Objective:
Transcribe the records below exactly as they appear.

START Supplied entries

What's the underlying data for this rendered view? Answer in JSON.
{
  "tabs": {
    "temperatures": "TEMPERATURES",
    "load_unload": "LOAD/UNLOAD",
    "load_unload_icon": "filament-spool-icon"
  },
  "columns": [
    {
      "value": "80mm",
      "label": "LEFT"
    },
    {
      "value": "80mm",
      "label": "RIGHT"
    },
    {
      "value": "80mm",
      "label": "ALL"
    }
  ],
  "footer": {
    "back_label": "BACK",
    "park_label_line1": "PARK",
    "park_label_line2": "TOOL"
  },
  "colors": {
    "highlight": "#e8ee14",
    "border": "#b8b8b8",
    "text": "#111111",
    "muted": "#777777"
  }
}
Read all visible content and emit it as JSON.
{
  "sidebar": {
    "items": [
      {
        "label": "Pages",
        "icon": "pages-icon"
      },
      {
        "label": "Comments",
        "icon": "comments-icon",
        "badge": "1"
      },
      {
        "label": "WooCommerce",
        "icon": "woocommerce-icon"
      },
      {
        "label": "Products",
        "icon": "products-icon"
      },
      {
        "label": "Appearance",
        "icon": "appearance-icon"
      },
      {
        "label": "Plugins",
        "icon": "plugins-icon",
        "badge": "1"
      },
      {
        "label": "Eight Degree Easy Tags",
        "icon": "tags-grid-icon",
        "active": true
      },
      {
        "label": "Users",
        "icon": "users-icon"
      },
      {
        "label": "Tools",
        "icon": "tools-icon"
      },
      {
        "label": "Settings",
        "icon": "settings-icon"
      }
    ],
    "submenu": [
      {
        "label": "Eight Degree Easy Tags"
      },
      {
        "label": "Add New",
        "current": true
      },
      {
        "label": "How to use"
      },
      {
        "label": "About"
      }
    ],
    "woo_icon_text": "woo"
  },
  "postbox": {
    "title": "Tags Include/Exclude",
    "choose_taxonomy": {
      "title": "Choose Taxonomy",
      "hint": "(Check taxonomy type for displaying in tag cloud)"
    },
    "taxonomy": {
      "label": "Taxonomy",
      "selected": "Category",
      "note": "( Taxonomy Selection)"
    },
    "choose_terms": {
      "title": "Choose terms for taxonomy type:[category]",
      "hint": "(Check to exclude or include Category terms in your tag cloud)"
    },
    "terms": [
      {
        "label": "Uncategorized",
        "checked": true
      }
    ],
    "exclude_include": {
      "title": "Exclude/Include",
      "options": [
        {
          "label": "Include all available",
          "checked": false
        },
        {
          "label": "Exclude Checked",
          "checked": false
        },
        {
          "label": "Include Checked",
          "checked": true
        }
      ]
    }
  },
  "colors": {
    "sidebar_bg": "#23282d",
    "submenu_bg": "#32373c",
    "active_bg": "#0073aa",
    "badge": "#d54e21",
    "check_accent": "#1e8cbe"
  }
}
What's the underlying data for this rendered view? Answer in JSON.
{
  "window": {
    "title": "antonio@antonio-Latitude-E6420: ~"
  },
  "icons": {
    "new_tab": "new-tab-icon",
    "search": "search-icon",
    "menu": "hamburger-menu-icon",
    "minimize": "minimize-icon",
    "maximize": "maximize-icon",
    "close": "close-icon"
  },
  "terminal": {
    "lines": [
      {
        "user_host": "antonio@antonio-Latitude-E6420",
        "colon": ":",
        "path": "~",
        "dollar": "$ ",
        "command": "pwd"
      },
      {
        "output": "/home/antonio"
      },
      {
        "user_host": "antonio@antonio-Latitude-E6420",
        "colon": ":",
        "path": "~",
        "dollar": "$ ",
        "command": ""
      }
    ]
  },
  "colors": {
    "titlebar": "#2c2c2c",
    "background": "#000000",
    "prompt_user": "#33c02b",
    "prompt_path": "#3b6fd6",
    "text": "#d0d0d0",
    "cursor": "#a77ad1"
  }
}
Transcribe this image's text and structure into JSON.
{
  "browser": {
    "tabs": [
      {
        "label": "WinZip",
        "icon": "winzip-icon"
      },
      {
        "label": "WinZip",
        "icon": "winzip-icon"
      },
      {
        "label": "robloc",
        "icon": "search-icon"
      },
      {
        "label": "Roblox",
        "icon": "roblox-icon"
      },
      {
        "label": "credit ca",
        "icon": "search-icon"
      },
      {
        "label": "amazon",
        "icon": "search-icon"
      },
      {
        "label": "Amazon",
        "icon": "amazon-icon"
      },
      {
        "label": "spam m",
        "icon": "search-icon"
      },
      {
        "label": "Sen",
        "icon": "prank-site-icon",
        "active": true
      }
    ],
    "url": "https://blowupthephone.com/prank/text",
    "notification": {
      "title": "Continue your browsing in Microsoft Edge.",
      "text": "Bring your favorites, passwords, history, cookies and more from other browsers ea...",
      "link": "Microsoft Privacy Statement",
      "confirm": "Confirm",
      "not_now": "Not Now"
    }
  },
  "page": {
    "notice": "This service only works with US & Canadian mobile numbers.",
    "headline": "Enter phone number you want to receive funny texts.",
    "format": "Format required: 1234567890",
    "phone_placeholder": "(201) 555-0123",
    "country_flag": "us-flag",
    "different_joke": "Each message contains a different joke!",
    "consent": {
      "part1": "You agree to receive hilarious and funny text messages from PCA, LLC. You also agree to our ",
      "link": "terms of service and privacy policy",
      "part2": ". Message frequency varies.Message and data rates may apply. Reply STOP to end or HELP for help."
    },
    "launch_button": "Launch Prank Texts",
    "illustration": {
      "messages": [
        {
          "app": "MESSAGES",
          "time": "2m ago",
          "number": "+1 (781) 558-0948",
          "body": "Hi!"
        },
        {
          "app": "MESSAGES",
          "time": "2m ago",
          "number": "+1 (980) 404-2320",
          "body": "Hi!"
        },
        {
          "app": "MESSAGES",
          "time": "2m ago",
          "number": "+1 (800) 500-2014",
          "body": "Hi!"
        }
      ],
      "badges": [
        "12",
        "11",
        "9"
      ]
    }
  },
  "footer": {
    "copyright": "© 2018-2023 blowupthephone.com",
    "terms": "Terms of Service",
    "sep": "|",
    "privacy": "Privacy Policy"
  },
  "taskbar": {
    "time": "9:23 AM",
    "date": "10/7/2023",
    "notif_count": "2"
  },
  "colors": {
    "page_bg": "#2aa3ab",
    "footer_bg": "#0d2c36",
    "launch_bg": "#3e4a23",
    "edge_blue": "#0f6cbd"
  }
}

END Supplied entries

Exercise response:
What's the underlying data for this rendered view? Answer in JSON.
{
  "tabs": {
    "temperatures": "TEMPERATURES",
    "load_unload": "LOAD/UNLOAD",
    "load_unload_icon": "filament-spool-icon"
  },
  "columns": [
    {
      "value": "80mm",
      "label": "LEFT"
    },
    {
      "value": "80mm",
      "label": "RIGHT"
    },
    {
      "value": "80mm",
      "label": "ALL"
    }
  ],
  "footer": {
    "back_label": "BACK",
    "park_label_line1": "PARK",
    "park_label_line2": "TOOL"
  },
  "colors": {
    "highlight": "#e8ee14",
    "border": "#b8b8b8",
    "text": "#111111",
    "muted": "#777777"
  }
}
Read all visible content and emit it as JSON.
{
  "sidebar": {
    "items": [
      {
        "label": "Pages",
        "icon": "pages-icon"
      },
      {
        "label": "Comments",
        "icon": "comments-icon",
        "badge": "1"
      },
      {
        "label": "WooCommerce",
        "icon": "woocommerce-icon"
      },
      {
        "label": "Products",
        "icon": "products-icon"
      },
      {
        "label": "Appearance",
        "icon": "appearance-icon"
      },
      {
        "label": "Plugins",
        "icon": "plugins-icon",
        "badge": "1"
      },
      {
        "label": "Eight Degree Easy Tags",
        "icon": "tags-grid-icon",
        "active": true
      },
      {
        "label": "Users",
        "icon": "users-icon"
      },
      {
        "label": "Tools",
        "icon": "tools-icon"
      },
      {
        "label": "Settings",
        "icon": "settings-icon"
      }
    ],
    "submenu": [
      {
        "label": "Eight Degree Easy Tags"
      },
      {
        "label": "Add New",
        "current": true
      },
      {
        "label": "How to use"
      },
      {
        "label": "About"
      }
    ],
    "woo_icon_text": "woo"
  },
  "postbox": {
    "title": "Tags Include/Exclude",
    "choose_taxonomy": {
      "title": "Choose Taxonomy",
      "hint": "(Check taxonomy type for displaying in tag cloud)"
    },
    "taxonomy": {
      "label": "Taxonomy",
      "selected": "Category",
      "note": "( Taxonomy Selection)"
    },
    "choose_terms": {
      "title": "Choose terms for taxonomy type:[category]",
      "hint": "(Check to exclude or include Category terms in your tag cloud)"
    },
    "terms": [
      {
        "label": "Uncategorized",
        "checked": true
      }
    ],
    "exclude_include": {
      "title": "Exclude/Include",
      "options": [
        {
          "label": "Include all available",
          "checked": false
        },
        {
          "label": "Exclude Checked",
          "checked": false
        },
        {
          "label": "Include Checked",
          "checked": true
        }
      ]
    }
  },
  "colors": {
    "sidebar_bg": "#23282d",
    "submenu_bg": "#32373c",
    "active_bg": "#0073aa",
    "badge": "#d54e21",
    "check_accent": "#1e8cbe"
  }
}
What's the underlying data for this rendered view? Answer in JSON.
{
  "window": {
    "title": "antonio@antonio-Latitude-E6420: ~"
  },
  "icons": {
    "new_tab": "new-tab-icon",
    "search": "search-icon",
    "menu": "hamburger-menu-icon",
    "minimize": "minimize-icon",
    "maximize": "maximize-icon",
    "close": "close-icon"
  },
  "terminal": {
    "lines": [
      {
        "user_host": "antonio@antonio-Latitude-E6420",
        "colon": ":",
        "path": "~",
        "dollar": "$ ",
        "command": "pwd"
      },
      {
        "output": "/home/antonio"
      },
      {
        "user_host": "antonio@antonio-Latitude-E6420",
        "colon": ":",
        "path": "~",
        "dollar": "$ ",
        "command": ""
      }
    ]
  },
  "colors": {
    "titlebar": "#2c2c2c",
    "background": "#000000",
    "prompt_user": "#33c02b",
    "prompt_path": "#3b6fd6",
    "text": "#d0d0d0",
    "cursor": "#a77ad1"
  }
}
Transcribe this image's text and structure into JSON.
{
  "browser": {
    "tabs": [
      {
        "label": "WinZip",
        "icon": "winzip-icon"
      },
      {
        "label": "WinZip",
        "icon": "winzip-icon"
      },
      {
        "label": "robloc",
        "icon": "search-icon"
      },
      {
        "label": "Roblox",
        "icon": "roblox-icon"
      },
      {
        "label": "credit ca",
        "icon": "search-icon"
      },
      {
        "label": "amazon",
        "icon": "search-icon"
      },
      {
        "label": "Amazon",
        "icon": "amazon-icon"
      },
      {
        "label": "spam m",
        "icon": "search-icon"
      },
      {
        "label": "Sen",
        "icon": "prank-site-icon",
        "active": true
      }
    ],
    "url": "https://blowupthephone.com/prank/text",
    "notification": {
      "title": "Continue your browsing in Microsoft Edge.",
      "text": "Bring your favorites, passwords, history, cookies and more from other browsers ea...",
      "link": "Microsoft Privacy Statement",
      "confirm": "Confirm",
      "not_now": "Not Now"
    }
  },
  "page": {
    "notice": "This service only works with US & Canadian mobile numbers.",
    "headline": "Enter phone number you want to receive funny texts.",
    "format": "Format required: 1234567890",
    "phone_placeholder": "(201) 555-0123",
    "country_flag": "us-flag",
    "different_joke": "Each message contains a different joke!",
    "consent": {
      "part1": "You agree to receive hilarious and funny text messages from PCA, LLC. You also agree to our ",
      "link": "terms of service and privacy policy",
      "part2": ". Message frequency varies.Message and data rates may apply. Reply STOP to end or HELP for help."
    },
    "launch_button": "Launch Prank Texts",
    "illustration": {
      "messages": [
        {
          "app": "MESSAGES",
          "time": "2m ago",
          "number": "+1 (781) 558-0948",
          "body": "Hi!"
        },
        {
          "app": "MESSAGES",
          "time": "2m ago",
          "number": "+1 (980) 404-2320",
          "body": "Hi!"
        },
        {
          "app": "MESSAGES",
          "time": "2m ago",
          "number": "+1 (800) 500-2014",
          "body": "Hi!"
        }
      ],
      "badges": [
        "12",
        "11",
        "9"
      ]
    }
  },
  "footer": {
    "copyright": "© 2018-2023 blowupthephone.com",
    "terms": "Terms of Service",
    "sep": "|",
    "privacy": "Privacy Policy"
  },
  "taskbar": {
    "time": "9:23 AM",
    "date": "10/7/2023",
    "notif_count": "2"
  },
  "colors": {
    "page_bg": "#2aa3ab",
    "footer_bg": "#0d2c36",
    "launch_bg": "#3e4a23",
    "edge_blue": "#0f6cbd"
  }
}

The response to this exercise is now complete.